(Exercise objective)
Wherever the word "Суббота" shows up in a line, please copy that line.

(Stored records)
..........

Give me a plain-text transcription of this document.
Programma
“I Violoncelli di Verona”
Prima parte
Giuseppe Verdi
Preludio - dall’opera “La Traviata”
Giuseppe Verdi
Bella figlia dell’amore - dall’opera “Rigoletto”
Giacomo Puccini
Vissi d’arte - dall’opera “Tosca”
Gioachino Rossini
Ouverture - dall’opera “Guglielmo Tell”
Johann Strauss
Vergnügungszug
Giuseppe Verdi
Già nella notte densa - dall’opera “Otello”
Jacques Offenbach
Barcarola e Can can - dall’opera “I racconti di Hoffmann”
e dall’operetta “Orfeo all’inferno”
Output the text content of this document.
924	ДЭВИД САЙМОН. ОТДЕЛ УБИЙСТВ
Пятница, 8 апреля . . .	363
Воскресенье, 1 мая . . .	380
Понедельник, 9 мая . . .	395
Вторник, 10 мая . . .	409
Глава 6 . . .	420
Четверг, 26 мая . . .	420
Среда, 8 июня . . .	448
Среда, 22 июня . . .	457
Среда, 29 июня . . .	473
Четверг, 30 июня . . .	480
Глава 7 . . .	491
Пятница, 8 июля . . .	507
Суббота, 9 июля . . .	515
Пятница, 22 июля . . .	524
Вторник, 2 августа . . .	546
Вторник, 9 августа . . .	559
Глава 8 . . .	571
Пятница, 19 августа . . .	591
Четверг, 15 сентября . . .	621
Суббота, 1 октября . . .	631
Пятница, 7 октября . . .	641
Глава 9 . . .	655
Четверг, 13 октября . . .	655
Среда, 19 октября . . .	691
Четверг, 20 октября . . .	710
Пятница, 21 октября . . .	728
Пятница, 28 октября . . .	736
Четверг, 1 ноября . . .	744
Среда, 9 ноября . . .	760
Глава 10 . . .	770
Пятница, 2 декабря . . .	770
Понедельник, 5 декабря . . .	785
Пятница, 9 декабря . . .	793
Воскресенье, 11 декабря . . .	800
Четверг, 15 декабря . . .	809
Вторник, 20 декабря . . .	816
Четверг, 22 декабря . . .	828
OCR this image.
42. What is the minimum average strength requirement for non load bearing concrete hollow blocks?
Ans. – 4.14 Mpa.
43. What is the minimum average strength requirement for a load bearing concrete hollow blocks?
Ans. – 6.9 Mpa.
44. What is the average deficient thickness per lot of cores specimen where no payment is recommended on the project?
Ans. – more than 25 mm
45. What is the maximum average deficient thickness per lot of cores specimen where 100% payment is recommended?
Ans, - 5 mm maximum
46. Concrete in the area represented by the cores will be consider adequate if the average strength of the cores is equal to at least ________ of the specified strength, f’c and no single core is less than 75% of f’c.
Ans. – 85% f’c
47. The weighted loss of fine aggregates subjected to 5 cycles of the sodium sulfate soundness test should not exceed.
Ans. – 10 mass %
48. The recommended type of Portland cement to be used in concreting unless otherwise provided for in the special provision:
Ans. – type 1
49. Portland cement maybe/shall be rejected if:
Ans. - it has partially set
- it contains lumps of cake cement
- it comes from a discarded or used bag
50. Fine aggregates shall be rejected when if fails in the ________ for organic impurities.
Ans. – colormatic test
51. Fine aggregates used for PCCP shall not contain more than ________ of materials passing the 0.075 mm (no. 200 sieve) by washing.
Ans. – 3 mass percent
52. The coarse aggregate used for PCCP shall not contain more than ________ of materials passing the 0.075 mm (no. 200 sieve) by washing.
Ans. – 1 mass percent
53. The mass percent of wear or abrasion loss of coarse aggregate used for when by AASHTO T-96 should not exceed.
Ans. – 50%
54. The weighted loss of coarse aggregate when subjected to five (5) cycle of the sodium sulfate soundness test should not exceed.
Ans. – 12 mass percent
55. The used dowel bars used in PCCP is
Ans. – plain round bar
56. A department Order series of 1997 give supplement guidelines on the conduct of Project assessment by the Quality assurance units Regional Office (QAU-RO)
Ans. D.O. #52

..........

(Correct result)
Суббота, 9 июля . . .	515
Суббота, 1 октября . . .	631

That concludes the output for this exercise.